> **WORK TO DO**: Write the data out again in full, with no departure from the original.

___ LISTING

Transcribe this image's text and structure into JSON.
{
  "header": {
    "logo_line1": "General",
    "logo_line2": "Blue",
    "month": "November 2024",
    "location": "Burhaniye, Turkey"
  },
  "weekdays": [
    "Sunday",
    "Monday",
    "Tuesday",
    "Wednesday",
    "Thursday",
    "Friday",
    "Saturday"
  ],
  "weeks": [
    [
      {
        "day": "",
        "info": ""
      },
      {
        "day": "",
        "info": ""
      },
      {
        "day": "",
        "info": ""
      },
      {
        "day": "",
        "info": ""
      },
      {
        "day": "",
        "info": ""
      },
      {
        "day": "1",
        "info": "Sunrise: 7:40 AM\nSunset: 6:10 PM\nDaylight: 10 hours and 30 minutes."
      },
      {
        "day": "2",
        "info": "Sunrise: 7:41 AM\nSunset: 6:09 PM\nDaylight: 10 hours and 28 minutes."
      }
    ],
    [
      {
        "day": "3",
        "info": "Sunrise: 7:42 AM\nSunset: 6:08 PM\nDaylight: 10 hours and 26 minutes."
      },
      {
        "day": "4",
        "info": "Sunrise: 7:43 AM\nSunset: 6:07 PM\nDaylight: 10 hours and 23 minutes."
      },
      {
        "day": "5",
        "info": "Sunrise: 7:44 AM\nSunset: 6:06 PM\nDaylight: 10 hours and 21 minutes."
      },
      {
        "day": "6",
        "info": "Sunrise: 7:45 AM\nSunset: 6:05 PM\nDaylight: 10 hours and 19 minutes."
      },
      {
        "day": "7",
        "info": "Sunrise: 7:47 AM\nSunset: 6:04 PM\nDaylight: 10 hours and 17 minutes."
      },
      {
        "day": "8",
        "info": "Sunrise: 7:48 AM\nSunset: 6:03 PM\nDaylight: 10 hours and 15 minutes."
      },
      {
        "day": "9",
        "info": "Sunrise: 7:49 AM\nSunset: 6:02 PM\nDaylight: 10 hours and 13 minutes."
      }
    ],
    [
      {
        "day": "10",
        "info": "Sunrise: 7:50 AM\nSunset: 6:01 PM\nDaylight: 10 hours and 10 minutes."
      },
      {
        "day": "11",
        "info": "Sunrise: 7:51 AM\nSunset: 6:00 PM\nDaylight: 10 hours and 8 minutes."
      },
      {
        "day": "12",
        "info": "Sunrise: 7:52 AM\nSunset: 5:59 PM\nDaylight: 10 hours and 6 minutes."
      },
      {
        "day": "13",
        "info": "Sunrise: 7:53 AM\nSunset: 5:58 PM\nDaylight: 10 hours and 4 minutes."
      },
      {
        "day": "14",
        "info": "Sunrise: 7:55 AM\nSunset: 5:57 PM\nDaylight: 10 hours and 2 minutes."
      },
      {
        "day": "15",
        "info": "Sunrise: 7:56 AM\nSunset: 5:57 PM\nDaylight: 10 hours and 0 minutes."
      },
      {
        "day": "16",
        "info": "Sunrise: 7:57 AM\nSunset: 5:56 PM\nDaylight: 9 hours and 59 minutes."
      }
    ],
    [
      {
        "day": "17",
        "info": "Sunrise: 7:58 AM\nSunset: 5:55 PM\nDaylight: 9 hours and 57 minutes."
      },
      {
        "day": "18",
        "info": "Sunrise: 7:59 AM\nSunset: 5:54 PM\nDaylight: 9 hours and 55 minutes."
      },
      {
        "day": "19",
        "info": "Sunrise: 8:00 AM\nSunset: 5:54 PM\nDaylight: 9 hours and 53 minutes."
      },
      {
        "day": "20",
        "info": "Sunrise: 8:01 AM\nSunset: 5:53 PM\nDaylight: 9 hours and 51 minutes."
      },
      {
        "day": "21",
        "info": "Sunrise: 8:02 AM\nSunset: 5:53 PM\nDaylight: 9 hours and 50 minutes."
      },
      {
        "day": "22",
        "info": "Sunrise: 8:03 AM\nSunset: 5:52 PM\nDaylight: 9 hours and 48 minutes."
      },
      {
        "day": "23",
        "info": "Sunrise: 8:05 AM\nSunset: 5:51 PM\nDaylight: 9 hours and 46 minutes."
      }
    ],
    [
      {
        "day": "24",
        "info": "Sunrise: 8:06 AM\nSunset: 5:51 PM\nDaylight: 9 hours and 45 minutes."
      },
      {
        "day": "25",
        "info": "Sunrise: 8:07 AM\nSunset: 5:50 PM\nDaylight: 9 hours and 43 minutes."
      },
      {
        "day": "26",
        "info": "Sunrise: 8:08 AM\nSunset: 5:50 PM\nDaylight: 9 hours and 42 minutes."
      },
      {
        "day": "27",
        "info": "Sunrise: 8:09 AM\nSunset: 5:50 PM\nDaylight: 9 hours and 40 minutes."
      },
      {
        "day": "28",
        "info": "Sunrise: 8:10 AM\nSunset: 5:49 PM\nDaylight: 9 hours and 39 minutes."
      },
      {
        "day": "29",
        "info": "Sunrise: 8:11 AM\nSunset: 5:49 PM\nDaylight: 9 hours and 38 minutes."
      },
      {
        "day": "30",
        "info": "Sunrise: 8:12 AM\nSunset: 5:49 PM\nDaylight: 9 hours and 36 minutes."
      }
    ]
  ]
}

______

> **WRITTEN RESPONSE**:
Transcribe this image's text and structure into JSON.
{
  "header": {
    "logo_line1": "General",
    "logo_line2": "Blue",
    "month": "November 2024",
    "location": "Burhaniye, Turkey"
  },
  "weekdays": [
    "Sunday",
    "Monday",
    "Tuesday",
    "Wednesday",
    "Thursday",
    "Friday",
    "Saturday"
  ],
  "weeks": [
    [
      {
        "day": "",
        "info": ""
      },
      {
        "day": "",
        "info": ""
      },
      {
        "day": "",
        "info": ""
      },
      {
        "day": "",
        "info": ""
      },
      {
        "day": "",
        "info": ""
      },
      {
        "day": "1",
        "info": "Sunrise: 7:40 AM\nSunset: 6:10 PM\nDaylight: 10 hours and 30 minutes."
      },
      {
        "day": "2",
        "info": "Sunrise: 7:41 AM\nSunset: 6:09 PM\nDaylight: 10 hours and 28 minutes."
      }
    ],
    [
      {
        "day": "3",
        "info": "Sunrise: 7:42 AM\nSunset: 6:08 PM\nDaylight: 10 hours and 26 minutes."
      },
      {
        "day": "4",
        "info": "Sunrise: 7:43 AM\nSunset: 6:07 PM\nDaylight: 10 hours and 23 minutes."
      },
      {
        "day": "5",
        "info": "Sunrise: 7:44 AM\nSunset: 6:06 PM\nDaylight: 10 hours and 21 minutes."
      },
      {
        "day": "6",
        "info": "Sunrise: 7:45 AM\nSunset: 6:05 PM\nDaylight: 10 hours and 19 minutes."
      },
      {
        "day": "7",
        "info": "Sunrise: 7:47 AM\nSunset: 6:04 PM\nDaylight: 10 hours and 17 minutes."
      },
      {
        "day": "8",
        "info": "Sunrise: 7:48 AM\nSunset: 6:03 PM\nDaylight: 10 hours and 15 minutes."
      },
      {
        "day": "9",
        "info": "Sunrise: 7:49 AM\nSunset: 6:02 PM\nDaylight: 10 hours and 13 minutes."
      }
    ],
    [
      {
        "day": "10",
        "info": "Sunrise: 7:50 AM\nSunset: 6:01 PM\nDaylight: 10 hours and 10 minutes."
      },
      {
        "day": "11",
        "info": "Sunrise: 7:51 AM\nSunset: 6:00 PM\nDaylight: 10 hours and 8 minutes."
      },
      {
        "day": "12",
        "info": "Sunrise: 7:52 AM\nSunset: 5:59 PM\nDaylight: 10 hours and 6 minutes."
      },
      {
        "day": "13",
        "info": "Sunrise: 7:53 AM\nSunset: 5:58 PM\nDaylight: 10 hours and 4 minutes."
      },
      {
        "day": "14",
        "info": "Sunrise: 7:55 AM\nSunset: 5:57 PM\nDaylight: 10 hours and 2 minutes."
      },
      {
        "day": "15",
        "info": "Sunrise: 7:56 AM\nSunset: 5:57 PM\nDaylight: 10 hours and 0 minutes."
      },
      {
        "day": "16",
        "info": "Sunrise: 7:57 AM\nSunset: 5:56 PM\nDaylight: 9 hours and 59 minutes."
      }
    ],
    [
      {
        "day": "17",
        "info": "Sunrise: 7:58 AM\nSunset: 5:55 PM\nDaylight: 9 hours and 57 minutes."
      },
      {
        "day": "18",
        "info": "Sunrise: 7:59 AM\nSunset: 5:54 PM\nDaylight: 9 hours and 55 minutes."
      },
      {
        "day": "19",
        "info": "Sunrise: 8:00 AM\nSunset: 5:54 PM\nDaylight: 9 hours and 53 minutes."
      },
      {
        "day": "20",
        "info": "Sunrise: 8:01 AM\nSunset: 5:53 PM\nDaylight: 9 hours and 51 minutes."
      },
      {
        "day": "21",
        "info": "Sunrise: 8:02 AM\nSunset: 5:53 PM\nDaylight: 9 hours and 50 minutes."
      },
      {
        "day": "22",
        "info": "Sunrise: 8:03 AM\nSunset: 5:52 PM\nDaylight: 9 hours and 48 minutes."
      },
      {
        "day": "23",
        "info": "Sunrise: 8:05 AM\nSunset: 5:51 PM\nDaylight: 9 hours and 46 minutes."
      }
    ],
    [
      {
        "day": "24",
        "info": "Sunrise: 8:06 AM\nSunset: 5:51 PM\nDaylight: 9 hours and 45 minutes."
      },
      {
        "day": "25",
        "info": "Sunrise: 8:07 AM\nSunset: 5:50 PM\nDaylight: 9 hours and 43 minutes."
      },
      {
        "day": "26",
        "info": "Sunrise: 8:08 AM\nSunset: 5:50 PM\nDaylight: 9 hours and 42 minutes."
      },
      {
        "day": "27",
        "info": "Sunrise: 8:09 AM\nSunset: 5:50 PM\nDaylight: 9 hours and 40 minutes."
      },
      {
        "day": "28",
        "info": "Sunrise: 8:10 AM\nSunset: 5:49 PM\nDaylight: 9 hours and 39 minutes."
      },
      {
        "day": "29",
        "info": "Sunrise: 8:11 AM\nSunset: 5:49 PM\nDaylight: 9 hours and 38 minutes."
      },
      {
        "day": "30",
        "info": "Sunrise: 8:12 AM\nSunset: 5:49 PM\nDaylight: 9 hours and 36 minutes."
      }
    ]
  ]
}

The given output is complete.